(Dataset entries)
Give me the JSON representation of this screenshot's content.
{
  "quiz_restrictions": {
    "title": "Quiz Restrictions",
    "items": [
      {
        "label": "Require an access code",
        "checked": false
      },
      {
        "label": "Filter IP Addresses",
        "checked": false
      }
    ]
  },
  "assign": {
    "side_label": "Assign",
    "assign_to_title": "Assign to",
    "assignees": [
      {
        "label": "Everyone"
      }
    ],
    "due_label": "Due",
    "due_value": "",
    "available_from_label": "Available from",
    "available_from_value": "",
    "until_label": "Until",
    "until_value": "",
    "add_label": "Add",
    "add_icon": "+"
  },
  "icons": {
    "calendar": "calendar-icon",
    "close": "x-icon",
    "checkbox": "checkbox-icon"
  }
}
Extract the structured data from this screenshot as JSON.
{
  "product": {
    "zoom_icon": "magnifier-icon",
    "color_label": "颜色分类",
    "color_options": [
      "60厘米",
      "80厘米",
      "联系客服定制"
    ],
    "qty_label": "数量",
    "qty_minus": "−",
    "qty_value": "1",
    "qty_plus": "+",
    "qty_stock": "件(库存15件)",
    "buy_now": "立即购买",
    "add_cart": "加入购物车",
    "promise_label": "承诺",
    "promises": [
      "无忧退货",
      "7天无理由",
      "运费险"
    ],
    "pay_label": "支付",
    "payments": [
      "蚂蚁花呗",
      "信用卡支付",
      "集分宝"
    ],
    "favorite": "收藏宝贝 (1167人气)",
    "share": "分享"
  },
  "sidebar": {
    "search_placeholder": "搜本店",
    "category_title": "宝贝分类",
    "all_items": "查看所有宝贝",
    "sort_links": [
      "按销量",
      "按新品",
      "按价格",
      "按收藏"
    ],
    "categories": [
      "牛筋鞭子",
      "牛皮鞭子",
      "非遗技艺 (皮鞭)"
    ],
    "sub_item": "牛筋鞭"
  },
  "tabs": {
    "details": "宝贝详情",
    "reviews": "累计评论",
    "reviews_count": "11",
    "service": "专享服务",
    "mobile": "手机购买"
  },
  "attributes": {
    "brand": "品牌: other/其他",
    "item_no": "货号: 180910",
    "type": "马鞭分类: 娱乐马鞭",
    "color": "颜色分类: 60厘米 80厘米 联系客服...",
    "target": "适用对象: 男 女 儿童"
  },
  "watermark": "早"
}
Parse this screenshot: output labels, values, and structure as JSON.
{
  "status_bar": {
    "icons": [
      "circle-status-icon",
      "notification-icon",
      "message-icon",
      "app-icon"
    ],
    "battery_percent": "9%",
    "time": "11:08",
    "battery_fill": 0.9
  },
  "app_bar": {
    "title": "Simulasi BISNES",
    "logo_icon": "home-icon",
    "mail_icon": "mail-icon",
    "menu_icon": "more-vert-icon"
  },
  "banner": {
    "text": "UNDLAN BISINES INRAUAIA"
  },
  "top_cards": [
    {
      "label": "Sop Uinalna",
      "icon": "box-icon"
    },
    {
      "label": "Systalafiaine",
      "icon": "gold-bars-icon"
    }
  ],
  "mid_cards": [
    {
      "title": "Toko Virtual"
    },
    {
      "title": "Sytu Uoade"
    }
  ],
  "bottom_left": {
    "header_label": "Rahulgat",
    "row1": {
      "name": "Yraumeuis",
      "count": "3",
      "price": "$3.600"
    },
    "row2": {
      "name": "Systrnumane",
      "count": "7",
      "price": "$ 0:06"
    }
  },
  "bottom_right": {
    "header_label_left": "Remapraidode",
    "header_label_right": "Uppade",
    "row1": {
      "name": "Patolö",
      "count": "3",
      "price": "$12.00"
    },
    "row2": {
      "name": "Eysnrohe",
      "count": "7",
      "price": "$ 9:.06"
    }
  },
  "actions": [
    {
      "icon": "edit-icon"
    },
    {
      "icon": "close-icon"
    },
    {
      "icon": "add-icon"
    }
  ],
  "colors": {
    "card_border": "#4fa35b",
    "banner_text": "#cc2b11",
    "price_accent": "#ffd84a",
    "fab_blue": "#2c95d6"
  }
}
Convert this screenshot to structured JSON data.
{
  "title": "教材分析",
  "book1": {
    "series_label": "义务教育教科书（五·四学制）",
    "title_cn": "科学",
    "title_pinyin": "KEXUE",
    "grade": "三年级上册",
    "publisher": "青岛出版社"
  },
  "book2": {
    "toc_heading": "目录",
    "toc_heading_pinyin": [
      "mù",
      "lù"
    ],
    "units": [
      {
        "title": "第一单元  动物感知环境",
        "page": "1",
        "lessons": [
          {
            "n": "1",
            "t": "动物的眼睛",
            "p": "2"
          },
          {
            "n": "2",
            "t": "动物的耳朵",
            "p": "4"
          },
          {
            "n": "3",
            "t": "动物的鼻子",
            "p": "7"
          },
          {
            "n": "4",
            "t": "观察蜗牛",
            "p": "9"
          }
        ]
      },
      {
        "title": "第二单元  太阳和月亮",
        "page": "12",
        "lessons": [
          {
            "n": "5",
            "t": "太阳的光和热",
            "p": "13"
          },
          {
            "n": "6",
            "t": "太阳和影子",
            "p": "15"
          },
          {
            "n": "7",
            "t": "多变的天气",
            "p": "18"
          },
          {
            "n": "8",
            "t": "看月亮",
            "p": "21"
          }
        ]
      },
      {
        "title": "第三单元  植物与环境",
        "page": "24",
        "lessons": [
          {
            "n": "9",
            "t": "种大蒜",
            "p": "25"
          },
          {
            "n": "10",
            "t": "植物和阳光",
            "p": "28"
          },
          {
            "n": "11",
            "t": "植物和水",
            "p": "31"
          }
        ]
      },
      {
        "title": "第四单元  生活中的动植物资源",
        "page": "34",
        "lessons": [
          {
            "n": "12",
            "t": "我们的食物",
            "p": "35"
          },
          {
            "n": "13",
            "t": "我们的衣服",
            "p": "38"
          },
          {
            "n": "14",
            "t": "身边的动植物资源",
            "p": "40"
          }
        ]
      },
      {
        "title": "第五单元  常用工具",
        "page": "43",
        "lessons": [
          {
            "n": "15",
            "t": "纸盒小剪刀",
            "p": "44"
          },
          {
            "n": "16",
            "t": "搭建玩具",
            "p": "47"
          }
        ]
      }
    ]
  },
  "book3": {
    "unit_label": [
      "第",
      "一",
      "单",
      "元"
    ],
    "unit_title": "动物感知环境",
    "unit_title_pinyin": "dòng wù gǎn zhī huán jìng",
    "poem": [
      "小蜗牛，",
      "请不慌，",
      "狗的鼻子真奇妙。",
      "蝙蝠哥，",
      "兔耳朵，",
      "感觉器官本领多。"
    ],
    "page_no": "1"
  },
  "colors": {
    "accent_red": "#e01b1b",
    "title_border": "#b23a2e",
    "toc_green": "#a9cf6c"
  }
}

__Exercise prompt__.
Give all the records again. Match them exactly.

__Correct output__.
Give me the JSON representation of this screenshot's content.
{
  "quiz_restrictions": {
    "title": "Quiz Restrictions",
    "items": [
      {
        "label": "Require an access code",
        "checked": false
      },
      {
        "label": "Filter IP Addresses",
        "checked": false
      }
    ]
  },
  "assign": {
    "side_label": "Assign",
    "assign_to_title": "Assign to",
    "assignees": [
      {
        "label": "Everyone"
      }
    ],
    "due_label": "Due",
    "due_value": "",
    "available_from_label": "Available from",
    "available_from_value": "",
    "until_label": "Until",
    "until_value": "",
    "add_label": "Add",
    "add_icon": "+"
  },
  "icons": {
    "calendar": "calendar-icon",
    "close": "x-icon",
    "checkbox": "checkbox-icon"
  }
}
Extract the structured data from this screenshot as JSON.
{
  "product": {
    "zoom_icon": "magnifier-icon",
    "color_label": "颜色分类",
    "color_options": [
      "60厘米",
      "80厘米",
      "联系客服定制"
    ],
    "qty_label": "数量",
    "qty_minus": "−",
    "qty_value": "1",
    "qty_plus": "+",
    "qty_stock": "件(库存15件)",
    "buy_now": "立即购买",
    "add_cart": "加入购物车",
    "promise_label": "承诺",
    "promises": [
      "无忧退货",
      "7天无理由",
      "运费险"
    ],
    "pay_label": "支付",
    "payments": [
      "蚂蚁花呗",
      "信用卡支付",
      "集分宝"
    ],
    "favorite": "收藏宝贝 (1167人气)",
    "share": "分享"
  },
  "sidebar": {
    "search_placeholder": "搜本店",
    "category_title": "宝贝分类",
    "all_items": "查看所有宝贝",
    "sort_links": [
      "按销量",
      "按新品",
      "按价格",
      "按收藏"
    ],
    "categories": [
      "牛筋鞭子",
      "牛皮鞭子",
      "非遗技艺 (皮鞭)"
    ],
    "sub_item": "牛筋鞭"
  },
  "tabs": {
    "details": "宝贝详情",
    "reviews": "累计评论",
    "reviews_count": "11",
    "service": "专享服务",
    "mobile": "手机购买"
  },
  "attributes": {
    "brand": "品牌: other/其他",
    "item_no": "货号: 180910",
    "type": "马鞭分类: 娱乐马鞭",
    "color": "颜色分类: 60厘米 80厘米 联系客服...",
    "target": "适用对象: 男 女 儿童"
  },
  "watermark": "早"
}
Parse this screenshot: output labels, values, and structure as JSON.
{
  "status_bar": {
    "icons": [
      "circle-status-icon",
      "notification-icon",
      "message-icon",
      "app-icon"
    ],
    "battery_percent": "9%",
    "time": "11:08",
    "battery_fill": 0.9
  },
  "app_bar": {
    "title": "Simulasi BISNES",
    "logo_icon": "home-icon",
    "mail_icon": "mail-icon",
    "menu_icon": "more-vert-icon"
  },
  "banner": {
    "text": "UNDLAN BISINES INRAUAIA"
  },
  "top_cards": [
    {
      "label": "Sop Uinalna",
      "icon": "box-icon"
    },
    {
      "label": "Systalafiaine",
      "icon": "gold-bars-icon"
    }
  ],
  "mid_cards": [
    {
      "title": "Toko Virtual"
    },
    {
      "title": "Sytu Uoade"
    }
  ],
  "bottom_left": {
    "header_label": "Rahulgat",
    "row1": {
      "name": "Yraumeuis",
      "count": "3",
      "price": "$3.600"
    },
    "row2": {
      "name": "Systrnumane",
      "count": "7",
      "price": "$ 0:06"
    }
  },
  "bottom_right": {
    "header_label_left": "Remapraidode",
    "header_label_right": "Uppade",
    "row1": {
      "name": "Patolö",
      "count": "3",
      "price": "$12.00"
    },
    "row2": {
      "name": "Eysnrohe",
      "count": "7",
      "price": "$ 9:.06"
    }
  },
  "actions": [
    {
      "icon": "edit-icon"
    },
    {
      "icon": "close-icon"
    },
    {
      "icon": "add-icon"
    }
  ],
  "colors": {
    "card_border": "#4fa35b",
    "banner_text": "#cc2b11",
    "price_accent": "#ffd84a",
    "fab_blue": "#2c95d6"
  }
}
Convert this screenshot to structured JSON data.
{
  "title": "教材分析",
  "book1": {
    "series_label": "义务教育教科书（五·四学制）",
    "title_cn": "科学",
    "title_pinyin": "KEXUE",
    "grade": "三年级上册",
    "publisher": "青岛出版社"
  },
  "book2": {
    "toc_heading": "目录",
    "toc_heading_pinyin": [
      "mù",
      "lù"
    ],
    "units": [
      {
        "title": "第一单元  动物感知环境",
        "page": "1",
        "lessons": [
          {
            "n": "1",
            "t": "动物的眼睛",
            "p": "2"
          },
          {
            "n": "2",
            "t": "动物的耳朵",
            "p": "4"
          },
          {
            "n": "3",
            "t": "动物的鼻子",
            "p": "7"
          },
          {
            "n": "4",
            "t": "观察蜗牛",
            "p": "9"
          }
        ]
      },
      {
        "title": "第二单元  太阳和月亮",
        "page": "12",
        "lessons": [
          {
            "n": "5",
            "t": "太阳的光和热",
            "p": "13"
          },
          {
            "n": "6",
            "t": "太阳和影子",
            "p": "15"
          },
          {
            "n": "7",
            "t": "多变的天气",
            "p": "18"
          },
          {
            "n": "8",
            "t": "看月亮",
            "p": "21"
          }
        ]
      },
      {
        "title": "第三单元  植物与环境",
        "page": "24",
        "lessons": [
          {
            "n": "9",
            "t": "种大蒜",
            "p": "25"
          },
          {
            "n": "10",
            "t": "植物和阳光",
            "p": "28"
          },
          {
            "n": "11",
            "t": "植物和水",
            "p": "31"
          }
        ]
      },
      {
        "title": "第四单元  生活中的动植物资源",
        "page": "34",
        "lessons": [
          {
            "n": "12",
            "t": "我们的食物",
            "p": "35"
          },
          {
            "n": "13",
            "t": "我们的衣服",
            "p": "38"
          },
          {
            "n": "14",
            "t": "身边的动植物资源",
            "p": "40"
          }
        ]
      },
      {
        "title": "第五单元  常用工具",
        "page": "43",
        "lessons": [
          {
            "n": "15",
            "t": "纸盒小剪刀",
            "p": "44"
          },
          {
            "n": "16",
            "t": "搭建玩具",
            "p": "47"
          }
        ]
      }
    ]
  },
  "book3": {
    "unit_label": [
      "第",
      "一",
      "单",
      "元"
    ],
    "unit_title": "动物感知环境",
    "unit_title_pinyin": "dòng wù gǎn zhī huán jìng",
    "poem": [
      "小蜗牛，",
      "请不慌，",
      "狗的鼻子真奇妙。",
      "蝙蝠哥，",
      "兔耳朵，",
      "感觉器官本领多。"
    ],
    "page_no": "1"
  },
  "colors": {
    "accent_red": "#e01b1b",
    "title_border": "#b23a2e",
    "toc_green": "#a9cf6c"
  }
}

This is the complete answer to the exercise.